* _THE EXERCISE_:
Images appear in the records below; leave them out and repeat everything else exactly.

* _MATERIAL TO PROCESS_:
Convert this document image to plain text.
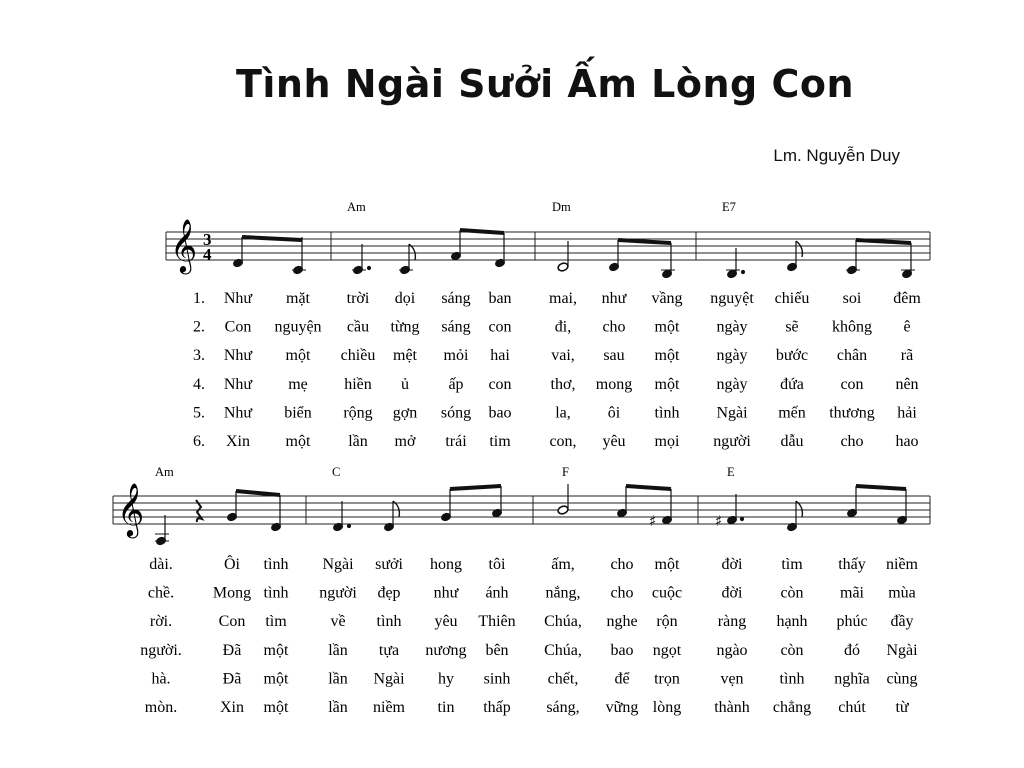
Tình Ngài Sưởi Ấm Lòng Con
Lm. Nguyễn Duy
𝄞 3
4
Am	Dm	E7
1. Như mặt trời dọi sáng ban mai, như vầng nguyệt chiếu soi đêm
2. Con nguyện cầu từng sáng con	đi, cho một ngày sẽ không ê
3. Như một chiều mệt mỏi hai	vai, sau một ngày bước chân rã
4. Như mẹ hiền ủ ấp con thơ, mong một ngày đứa con nên
5. Như biển rộng gợn sóng bao	la, ôi tình Ngài mến thương hải
6. Xin một lần mở trái tim con, yêu mọi người dẫu cho hao
𝄞
Am	C	F	E
♯	♯
dài.	Ôi tình Ngài sưởi hong tôi	ấm, cho một	đời tìm thấy niềm
chề. Mong tình người đẹp như ánh nắng, cho cuộc đời còn mãi mùa
rời.	Con tìm	về tình yêu Thiên Chúa, nghe rộn	ràng hạnh phúc đầy
người.	Đã một lần tựa nương bên Chúa, bao ngọt ngào còn	đó Ngài
hà.	Đã một lần Ngài hy sinh chết, để trọn	vẹn tình nghĩa cùng
mòn.	Xin một lần niềm tin thấp sáng, vững lòng thành chẳng chút từ
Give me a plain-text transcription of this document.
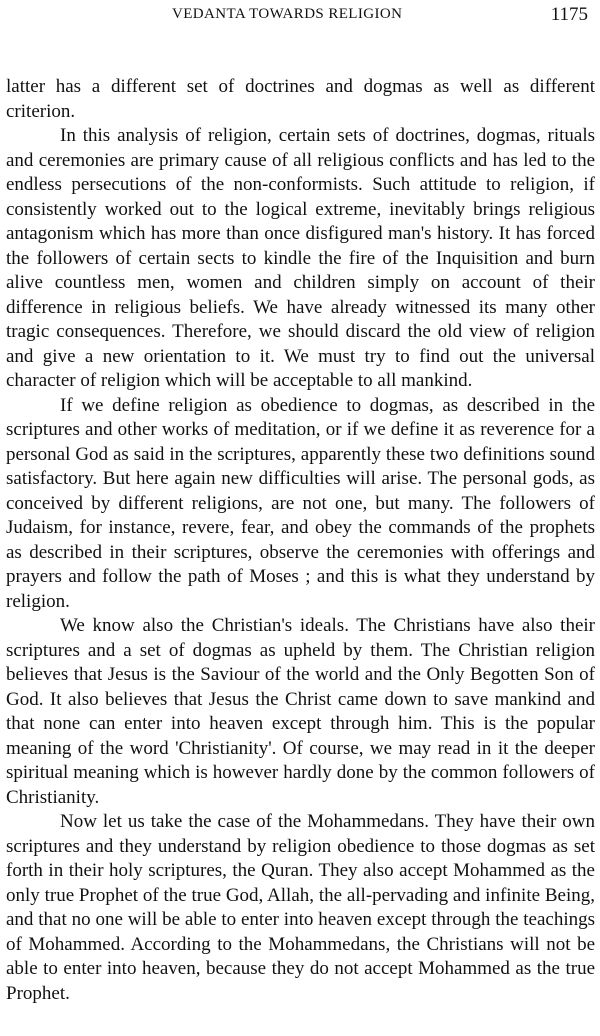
VEDANTA TOWARDS RELIGION	1175

latter has a different set of doctrines and dogmas as well as different criterion.

In this analysis of religion, certain sets of doctrines, dogmas, rituals and ceremonies are primary cause of all religious conflicts and has led to the endless persecutions of the non-conformists. Such attitude to religion, if consistently worked out to the logical extreme, inevitably brings religious antagonism which has more than once disfigured man's history. It has forced the followers of certain sects to kindle the fire of the Inquisition and burn alive countless men, women and children simply on account of their difference in religious beliefs. We have already witnessed its many other tragic consequences. Therefore, we should discard the old view of religion and give a new orientation to it. We must try to find out the universal character of religion which will be acceptable to all mankind.

If we define religion as obedience to dogmas, as described in the scriptures and other works of meditation, or if we define it as reverence for a personal God as said in the scriptures, apparently these two definitions sound satisfactory. But here again new difficulties will arise. The personal gods, as conceived by different religions, are not one, but many. The followers of Judaism, for instance, revere, fear, and obey the commands of the prophets as described in their scriptures, observe the ceremonies with offerings and prayers and follow the path of Moses ; and this is what they understand by religion.

We know also the Christian's ideals. The Christians have also their scriptures and a set of dogmas as upheld by them. The Christian religion believes that Jesus is the Saviour of the world and the Only Begotten Son of God. It also believes that Jesus the Christ came down to save mankind and that none can enter into heaven except through him. This is the popular meaning of the word 'Christianity'. Of course, we may read in it the deeper spiritual meaning which is however hardly done by the common followers of Christianity.

Now let us take the case of the Mohammedans. They have their own scriptures and they understand by religion obedience to those dogmas as set forth in their holy scriptures, the Quran. They also accept Mohammed as the only true Prophet of the true God, Allah, the all-pervading and infinite Being, and that no one will be able to enter into heaven except through the teachings of Mohammed. According to the Mohammedans, the Christians will not be able to enter into heaven, because they do not accept Mohammed as the true Prophet.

* _EXPECTED ANSWER_:
Convert this document image to plain text.
Tình Ngài Sưởi Ấm Lòng Con
Lm. Nguyễn Duy
𝄞 3
4
Am	Dm	E7
1. Như mặt trời dọi sáng ban mai, như vầng nguyệt chiếu soi đêm
2. Con nguyện cầu từng sáng con	đi, cho một ngày sẽ không ê
3. Như một chiều mệt mỏi hai	vai, sau một ngày bước chân rã
4. Như mẹ hiền ủ ấp con thơ, mong một ngày đứa con nên
5. Như biển rộng gợn sóng bao	la, ôi tình Ngài mến thương hải
6. Xin một lần mở trái tim con, yêu mọi người dẫu cho hao
𝄞
Am	C	F	E
♯	♯
dài.	Ôi tình Ngài sưởi hong tôi	ấm, cho một	đời tìm thấy niềm
chề. Mong tình người đẹp như ánh nắng, cho cuộc đời còn mãi mùa
rời.	Con tìm	về tình yêu Thiên Chúa, nghe rộn	ràng hạnh phúc đầy
người.	Đã một lần tựa nương bên Chúa, bao ngọt ngào còn	đó Ngài
hà.	Đã một lần Ngài hy sinh chết, để trọn	vẹn tình nghĩa cùng
mòn.	Xin một lần niềm tin thấp sáng, vững lòng thành chẳng chút từ
Give me a plain-text transcription of this document.
VEDANTA TOWARDS RELIGION	1175

latter has a different set of doctrines and dogmas as well as different criterion.

In this analysis of religion, certain sets of doctrines, dogmas, rituals and ceremonies are primary cause of all religious conflicts and has led to the endless persecutions of the non-conformists. Such attitude to religion, if consistently worked out to the logical extreme, inevitably brings religious antagonism which has more than once disfigured man's history. It has forced the followers of certain sects to kindle the fire of the Inquisition and burn alive countless men, women and children simply on account of their difference in religious beliefs. We have already witnessed its many other tragic consequences. Therefore, we should discard the old view of religion and give a new orientation to it. We must try to find out the universal character of religion which will be acceptable to all mankind.

If we define religion as obedience to dogmas, as described in the scriptures and other works of meditation, or if we define it as reverence for a personal God as said in the scriptures, apparently these two definitions sound satisfactory. But here again new difficulties will arise. The personal gods, as conceived by different religions, are not one, but many. The followers of Judaism, for instance, revere, fear, and obey the commands of the prophets as described in their scriptures, observe the ceremonies with offerings and prayers and follow the path of Moses ; and this is what they understand by religion.

We know also the Christian's ideals. The Christians have also their scriptures and a set of dogmas as upheld by them. The Christian religion believes that Jesus is the Saviour of the world and the Only Begotten Son of God. It also believes that Jesus the Christ came down to save mankind and that none can enter into heaven except through him. This is the popular meaning of the word 'Christianity'. Of course, we may read in it the deeper spiritual meaning which is however hardly done by the common followers of Christianity.

Now let us take the case of the Mohammedans. They have their own scriptures and they understand by religion obedience to those dogmas as set forth in their holy scriptures, the Quran. They also accept Mohammed as the only true Prophet of the true God, Allah, the all-pervading and infinite Being, and that no one will be able to enter into heaven except through the teachings of Mohammed. According to the Mohammedans, the Christians will not be able to enter into heaven, because they do not accept Mohammed as the true Prophet.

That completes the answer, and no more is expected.